_Problem details:_ Word for word, quote all of the material, omitting the pictures.
___ Records for processing ___
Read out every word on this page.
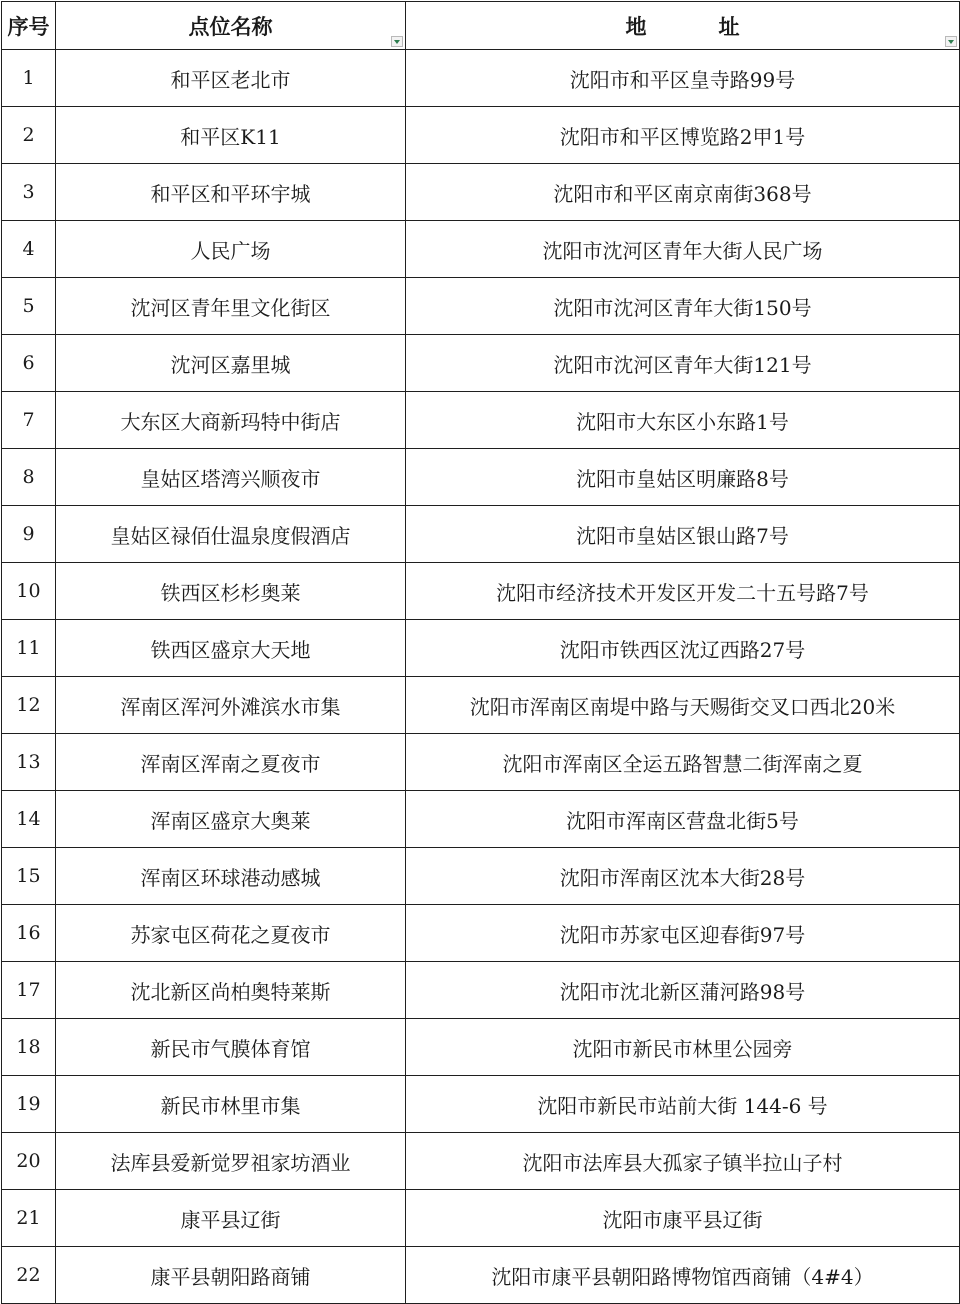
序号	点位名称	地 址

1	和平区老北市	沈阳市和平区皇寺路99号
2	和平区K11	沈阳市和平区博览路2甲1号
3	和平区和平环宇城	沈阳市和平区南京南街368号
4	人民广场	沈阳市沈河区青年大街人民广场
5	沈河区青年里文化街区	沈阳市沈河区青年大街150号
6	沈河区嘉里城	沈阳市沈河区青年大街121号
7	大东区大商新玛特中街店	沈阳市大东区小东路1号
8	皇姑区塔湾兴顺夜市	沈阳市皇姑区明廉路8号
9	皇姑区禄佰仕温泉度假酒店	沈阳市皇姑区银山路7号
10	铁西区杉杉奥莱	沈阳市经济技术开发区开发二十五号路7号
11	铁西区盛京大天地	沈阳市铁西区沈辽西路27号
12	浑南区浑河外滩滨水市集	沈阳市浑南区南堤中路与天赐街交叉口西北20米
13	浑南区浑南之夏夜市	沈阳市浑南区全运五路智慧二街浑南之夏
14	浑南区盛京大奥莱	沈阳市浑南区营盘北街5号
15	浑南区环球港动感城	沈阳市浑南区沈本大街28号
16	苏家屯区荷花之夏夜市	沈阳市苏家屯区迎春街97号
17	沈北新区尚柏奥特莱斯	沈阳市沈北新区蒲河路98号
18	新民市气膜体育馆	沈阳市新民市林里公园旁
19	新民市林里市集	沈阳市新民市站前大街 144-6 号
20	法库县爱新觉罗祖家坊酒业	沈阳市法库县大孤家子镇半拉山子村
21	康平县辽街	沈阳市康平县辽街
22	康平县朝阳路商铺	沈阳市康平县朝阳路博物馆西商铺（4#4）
___
_Answer to this task:_
Read out every word on this page.
序号	点位名称	地 址

1	和平区老北市	沈阳市和平区皇寺路99号
2	和平区K11	沈阳市和平区博览路2甲1号
3	和平区和平环宇城	沈阳市和平区南京南街368号
4	人民广场	沈阳市沈河区青年大街人民广场
5	沈河区青年里文化街区	沈阳市沈河区青年大街150号
6	沈河区嘉里城	沈阳市沈河区青年大街121号
7	大东区大商新玛特中街店	沈阳市大东区小东路1号
8	皇姑区塔湾兴顺夜市	沈阳市皇姑区明廉路8号
9	皇姑区禄佰仕温泉度假酒店	沈阳市皇姑区银山路7号
10	铁西区杉杉奥莱	沈阳市经济技术开发区开发二十五号路7号
11	铁西区盛京大天地	沈阳市铁西区沈辽西路27号
12	浑南区浑河外滩滨水市集	沈阳市浑南区南堤中路与天赐街交叉口西北20米
13	浑南区浑南之夏夜市	沈阳市浑南区全运五路智慧二街浑南之夏
14	浑南区盛京大奥莱	沈阳市浑南区营盘北街5号
15	浑南区环球港动感城	沈阳市浑南区沈本大街28号
16	苏家屯区荷花之夏夜市	沈阳市苏家屯区迎春街97号
17	沈北新区尚柏奥特莱斯	沈阳市沈北新区蒲河路98号
18	新民市气膜体育馆	沈阳市新民市林里公园旁
19	新民市林里市集	沈阳市新民市站前大街 144-6 号
20	法库县爱新觉罗祖家坊酒业	沈阳市法库县大孤家子镇半拉山子村
21	康平县辽街	沈阳市康平县辽街
22	康平县朝阳路商铺	沈阳市康平县朝阳路博物馆西商铺（4#4）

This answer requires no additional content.